→ **Goal**
Lines containing the word "content" need to be counted. Please reply with how many there are, and nothing else.

--- BEGIN ---

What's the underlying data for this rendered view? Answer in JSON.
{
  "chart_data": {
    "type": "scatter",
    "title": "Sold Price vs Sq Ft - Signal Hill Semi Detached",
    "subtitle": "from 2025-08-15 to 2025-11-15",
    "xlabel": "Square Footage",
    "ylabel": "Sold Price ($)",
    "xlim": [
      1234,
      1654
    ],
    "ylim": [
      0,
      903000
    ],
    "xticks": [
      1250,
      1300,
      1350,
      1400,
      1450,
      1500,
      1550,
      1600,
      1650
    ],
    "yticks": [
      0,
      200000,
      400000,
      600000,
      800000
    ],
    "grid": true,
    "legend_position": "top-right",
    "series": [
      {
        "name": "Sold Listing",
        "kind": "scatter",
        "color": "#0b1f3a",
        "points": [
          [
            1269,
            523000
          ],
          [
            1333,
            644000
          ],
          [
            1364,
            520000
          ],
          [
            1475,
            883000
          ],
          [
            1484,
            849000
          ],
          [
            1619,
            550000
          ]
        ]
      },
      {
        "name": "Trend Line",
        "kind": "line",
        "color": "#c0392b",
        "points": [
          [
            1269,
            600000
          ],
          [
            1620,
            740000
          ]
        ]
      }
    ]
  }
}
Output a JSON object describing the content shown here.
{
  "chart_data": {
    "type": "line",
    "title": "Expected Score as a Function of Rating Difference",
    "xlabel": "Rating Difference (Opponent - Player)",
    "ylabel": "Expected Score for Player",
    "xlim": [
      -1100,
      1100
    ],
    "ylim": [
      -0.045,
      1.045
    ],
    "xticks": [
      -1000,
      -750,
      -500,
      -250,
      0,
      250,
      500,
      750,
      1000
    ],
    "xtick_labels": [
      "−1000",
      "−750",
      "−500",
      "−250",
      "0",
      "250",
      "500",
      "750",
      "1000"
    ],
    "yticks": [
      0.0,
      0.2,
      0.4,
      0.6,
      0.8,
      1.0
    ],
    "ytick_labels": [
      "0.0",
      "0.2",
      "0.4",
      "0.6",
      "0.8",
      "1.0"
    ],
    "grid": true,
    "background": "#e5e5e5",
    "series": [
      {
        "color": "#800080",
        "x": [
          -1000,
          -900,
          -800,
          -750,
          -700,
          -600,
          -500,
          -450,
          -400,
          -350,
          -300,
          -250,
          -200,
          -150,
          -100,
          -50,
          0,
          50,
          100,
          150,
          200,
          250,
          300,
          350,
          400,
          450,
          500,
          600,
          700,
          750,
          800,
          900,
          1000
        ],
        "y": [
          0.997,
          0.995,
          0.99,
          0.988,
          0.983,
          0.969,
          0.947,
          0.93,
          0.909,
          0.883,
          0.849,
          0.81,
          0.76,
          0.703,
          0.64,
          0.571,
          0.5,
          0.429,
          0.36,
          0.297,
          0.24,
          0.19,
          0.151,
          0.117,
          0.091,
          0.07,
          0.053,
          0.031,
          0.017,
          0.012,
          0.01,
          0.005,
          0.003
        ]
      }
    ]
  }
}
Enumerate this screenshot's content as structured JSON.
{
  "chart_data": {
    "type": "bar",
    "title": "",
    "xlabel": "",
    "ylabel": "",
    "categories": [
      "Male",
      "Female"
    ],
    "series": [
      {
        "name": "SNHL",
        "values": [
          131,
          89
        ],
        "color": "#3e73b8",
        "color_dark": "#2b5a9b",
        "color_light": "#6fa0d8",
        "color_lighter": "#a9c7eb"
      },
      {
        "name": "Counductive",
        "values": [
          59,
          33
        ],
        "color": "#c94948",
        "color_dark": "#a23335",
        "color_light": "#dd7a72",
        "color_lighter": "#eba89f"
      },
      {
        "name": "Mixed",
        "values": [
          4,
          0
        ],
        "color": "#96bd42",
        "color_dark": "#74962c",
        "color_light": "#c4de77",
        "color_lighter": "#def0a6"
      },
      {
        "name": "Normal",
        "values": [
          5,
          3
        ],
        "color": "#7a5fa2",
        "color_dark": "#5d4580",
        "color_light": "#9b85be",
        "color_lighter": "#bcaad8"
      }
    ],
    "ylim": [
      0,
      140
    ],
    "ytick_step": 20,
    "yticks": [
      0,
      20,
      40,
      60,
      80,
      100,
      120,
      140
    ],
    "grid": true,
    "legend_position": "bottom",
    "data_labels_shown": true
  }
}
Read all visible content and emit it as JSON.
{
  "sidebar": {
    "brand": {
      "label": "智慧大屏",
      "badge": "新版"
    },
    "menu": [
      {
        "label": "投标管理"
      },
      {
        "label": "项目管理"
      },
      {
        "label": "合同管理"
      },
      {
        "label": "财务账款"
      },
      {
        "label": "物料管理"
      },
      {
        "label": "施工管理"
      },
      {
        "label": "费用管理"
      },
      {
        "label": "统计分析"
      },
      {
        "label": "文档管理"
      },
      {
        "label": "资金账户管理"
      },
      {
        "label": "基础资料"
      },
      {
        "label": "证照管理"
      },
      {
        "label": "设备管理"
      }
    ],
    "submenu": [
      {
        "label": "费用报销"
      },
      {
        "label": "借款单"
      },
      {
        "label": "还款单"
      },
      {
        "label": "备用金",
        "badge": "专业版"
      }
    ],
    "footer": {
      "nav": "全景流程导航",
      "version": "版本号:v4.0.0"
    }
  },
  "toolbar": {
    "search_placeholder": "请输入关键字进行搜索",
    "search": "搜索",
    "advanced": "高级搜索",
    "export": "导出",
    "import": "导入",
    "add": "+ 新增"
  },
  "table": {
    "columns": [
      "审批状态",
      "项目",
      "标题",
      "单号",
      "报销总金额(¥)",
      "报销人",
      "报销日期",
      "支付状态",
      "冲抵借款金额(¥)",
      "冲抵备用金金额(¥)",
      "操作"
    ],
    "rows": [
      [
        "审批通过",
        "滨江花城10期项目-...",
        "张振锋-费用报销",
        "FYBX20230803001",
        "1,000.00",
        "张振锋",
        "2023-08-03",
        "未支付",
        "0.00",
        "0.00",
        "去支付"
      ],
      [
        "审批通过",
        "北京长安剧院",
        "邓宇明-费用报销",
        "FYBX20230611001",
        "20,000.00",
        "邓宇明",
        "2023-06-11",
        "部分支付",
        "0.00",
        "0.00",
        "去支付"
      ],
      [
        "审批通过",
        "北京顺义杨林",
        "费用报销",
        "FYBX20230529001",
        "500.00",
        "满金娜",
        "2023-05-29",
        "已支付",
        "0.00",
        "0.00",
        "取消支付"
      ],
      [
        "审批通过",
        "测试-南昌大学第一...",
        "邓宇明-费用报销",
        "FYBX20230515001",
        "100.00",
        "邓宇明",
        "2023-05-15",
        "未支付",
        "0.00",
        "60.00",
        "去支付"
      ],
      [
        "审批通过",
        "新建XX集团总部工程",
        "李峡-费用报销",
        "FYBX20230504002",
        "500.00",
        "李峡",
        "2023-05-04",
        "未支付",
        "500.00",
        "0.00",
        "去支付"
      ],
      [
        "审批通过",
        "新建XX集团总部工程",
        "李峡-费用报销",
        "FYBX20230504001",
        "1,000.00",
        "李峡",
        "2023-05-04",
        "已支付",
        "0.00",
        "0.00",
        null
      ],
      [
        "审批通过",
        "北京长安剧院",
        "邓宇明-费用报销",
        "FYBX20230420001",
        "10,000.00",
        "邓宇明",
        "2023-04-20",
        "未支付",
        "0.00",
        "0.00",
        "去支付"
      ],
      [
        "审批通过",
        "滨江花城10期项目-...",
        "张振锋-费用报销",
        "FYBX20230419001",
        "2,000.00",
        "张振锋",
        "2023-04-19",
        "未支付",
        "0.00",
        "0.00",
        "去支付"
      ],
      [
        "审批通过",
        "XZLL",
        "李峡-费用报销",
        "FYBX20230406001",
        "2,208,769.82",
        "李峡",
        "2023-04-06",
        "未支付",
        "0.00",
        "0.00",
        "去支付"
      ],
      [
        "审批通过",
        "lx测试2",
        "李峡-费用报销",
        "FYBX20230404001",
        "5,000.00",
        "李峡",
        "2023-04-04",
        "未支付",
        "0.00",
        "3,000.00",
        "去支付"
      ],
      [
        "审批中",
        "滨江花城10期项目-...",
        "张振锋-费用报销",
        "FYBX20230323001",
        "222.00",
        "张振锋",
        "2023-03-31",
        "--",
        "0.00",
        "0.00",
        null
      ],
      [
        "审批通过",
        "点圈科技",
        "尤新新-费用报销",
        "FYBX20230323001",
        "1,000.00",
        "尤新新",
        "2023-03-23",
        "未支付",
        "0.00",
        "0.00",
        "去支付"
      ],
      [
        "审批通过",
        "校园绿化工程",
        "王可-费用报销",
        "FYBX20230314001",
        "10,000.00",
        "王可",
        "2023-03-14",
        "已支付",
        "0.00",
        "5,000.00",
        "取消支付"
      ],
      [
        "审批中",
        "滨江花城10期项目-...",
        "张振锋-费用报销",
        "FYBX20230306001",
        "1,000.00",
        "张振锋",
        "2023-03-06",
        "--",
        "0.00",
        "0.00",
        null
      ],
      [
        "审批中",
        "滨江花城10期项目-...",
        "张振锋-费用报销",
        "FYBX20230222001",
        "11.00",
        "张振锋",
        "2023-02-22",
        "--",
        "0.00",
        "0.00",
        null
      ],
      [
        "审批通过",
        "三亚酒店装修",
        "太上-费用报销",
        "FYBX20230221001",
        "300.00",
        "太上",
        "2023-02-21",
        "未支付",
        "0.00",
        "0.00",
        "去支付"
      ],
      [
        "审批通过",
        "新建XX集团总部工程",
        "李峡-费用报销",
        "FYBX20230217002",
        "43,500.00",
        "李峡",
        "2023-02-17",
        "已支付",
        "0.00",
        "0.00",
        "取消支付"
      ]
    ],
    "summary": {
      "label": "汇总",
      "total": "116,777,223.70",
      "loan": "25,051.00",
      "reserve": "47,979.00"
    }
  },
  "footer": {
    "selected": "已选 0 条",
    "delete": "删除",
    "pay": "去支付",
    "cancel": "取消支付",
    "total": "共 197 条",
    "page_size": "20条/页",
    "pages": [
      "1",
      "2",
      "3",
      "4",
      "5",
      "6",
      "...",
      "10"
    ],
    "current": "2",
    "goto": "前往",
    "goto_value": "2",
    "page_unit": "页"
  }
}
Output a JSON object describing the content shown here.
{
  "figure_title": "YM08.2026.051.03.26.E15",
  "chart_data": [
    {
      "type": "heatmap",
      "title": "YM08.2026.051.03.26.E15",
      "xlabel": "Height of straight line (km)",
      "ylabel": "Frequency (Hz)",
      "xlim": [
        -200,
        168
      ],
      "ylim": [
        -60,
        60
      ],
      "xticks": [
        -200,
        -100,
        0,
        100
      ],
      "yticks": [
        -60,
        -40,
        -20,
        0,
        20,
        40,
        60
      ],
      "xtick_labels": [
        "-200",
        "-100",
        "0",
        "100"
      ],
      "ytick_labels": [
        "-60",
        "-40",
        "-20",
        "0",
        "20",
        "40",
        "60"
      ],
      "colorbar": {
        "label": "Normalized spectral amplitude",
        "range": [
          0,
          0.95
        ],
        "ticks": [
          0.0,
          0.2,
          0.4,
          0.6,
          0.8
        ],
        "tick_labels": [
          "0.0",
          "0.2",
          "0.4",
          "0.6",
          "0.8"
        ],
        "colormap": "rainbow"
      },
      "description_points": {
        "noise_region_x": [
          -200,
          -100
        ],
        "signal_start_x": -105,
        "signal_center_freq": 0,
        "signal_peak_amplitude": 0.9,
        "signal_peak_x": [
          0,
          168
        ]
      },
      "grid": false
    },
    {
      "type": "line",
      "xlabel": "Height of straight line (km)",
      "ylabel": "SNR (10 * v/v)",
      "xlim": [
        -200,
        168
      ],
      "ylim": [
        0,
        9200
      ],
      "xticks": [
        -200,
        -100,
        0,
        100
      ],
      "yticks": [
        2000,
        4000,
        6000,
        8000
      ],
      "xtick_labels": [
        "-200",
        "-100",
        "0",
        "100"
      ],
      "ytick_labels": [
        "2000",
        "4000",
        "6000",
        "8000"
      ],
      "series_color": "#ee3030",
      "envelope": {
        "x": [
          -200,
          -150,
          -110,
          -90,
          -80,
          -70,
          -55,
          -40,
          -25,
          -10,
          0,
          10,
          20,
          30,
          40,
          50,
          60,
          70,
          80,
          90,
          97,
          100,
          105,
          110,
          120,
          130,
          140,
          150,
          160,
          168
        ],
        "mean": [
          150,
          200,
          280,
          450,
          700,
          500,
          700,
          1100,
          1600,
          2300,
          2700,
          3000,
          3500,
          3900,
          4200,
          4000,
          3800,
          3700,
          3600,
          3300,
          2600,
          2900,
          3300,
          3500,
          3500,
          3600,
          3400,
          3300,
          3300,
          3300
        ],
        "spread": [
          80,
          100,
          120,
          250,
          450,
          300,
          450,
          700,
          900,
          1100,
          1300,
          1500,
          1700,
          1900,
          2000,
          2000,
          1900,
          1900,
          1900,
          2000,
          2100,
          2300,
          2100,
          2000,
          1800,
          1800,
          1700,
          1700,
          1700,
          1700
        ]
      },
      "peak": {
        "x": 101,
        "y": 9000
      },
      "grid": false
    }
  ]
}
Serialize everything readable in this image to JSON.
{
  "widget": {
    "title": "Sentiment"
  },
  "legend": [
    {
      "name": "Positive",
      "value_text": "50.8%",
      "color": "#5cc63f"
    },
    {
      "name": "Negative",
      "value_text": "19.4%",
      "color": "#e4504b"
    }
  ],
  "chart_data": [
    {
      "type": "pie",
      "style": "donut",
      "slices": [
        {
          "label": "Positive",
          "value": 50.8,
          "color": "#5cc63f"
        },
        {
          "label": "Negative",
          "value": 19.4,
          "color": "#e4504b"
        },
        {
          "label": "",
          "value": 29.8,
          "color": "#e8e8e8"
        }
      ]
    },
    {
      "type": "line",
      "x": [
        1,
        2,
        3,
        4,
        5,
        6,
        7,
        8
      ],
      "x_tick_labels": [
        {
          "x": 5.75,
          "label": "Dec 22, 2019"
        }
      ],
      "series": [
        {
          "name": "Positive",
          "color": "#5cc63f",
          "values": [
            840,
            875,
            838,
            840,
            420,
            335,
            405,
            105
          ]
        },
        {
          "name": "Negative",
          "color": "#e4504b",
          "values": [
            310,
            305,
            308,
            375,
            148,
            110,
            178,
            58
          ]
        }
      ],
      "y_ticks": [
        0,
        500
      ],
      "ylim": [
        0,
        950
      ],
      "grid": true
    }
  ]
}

--- END ---

→ **Answer**
4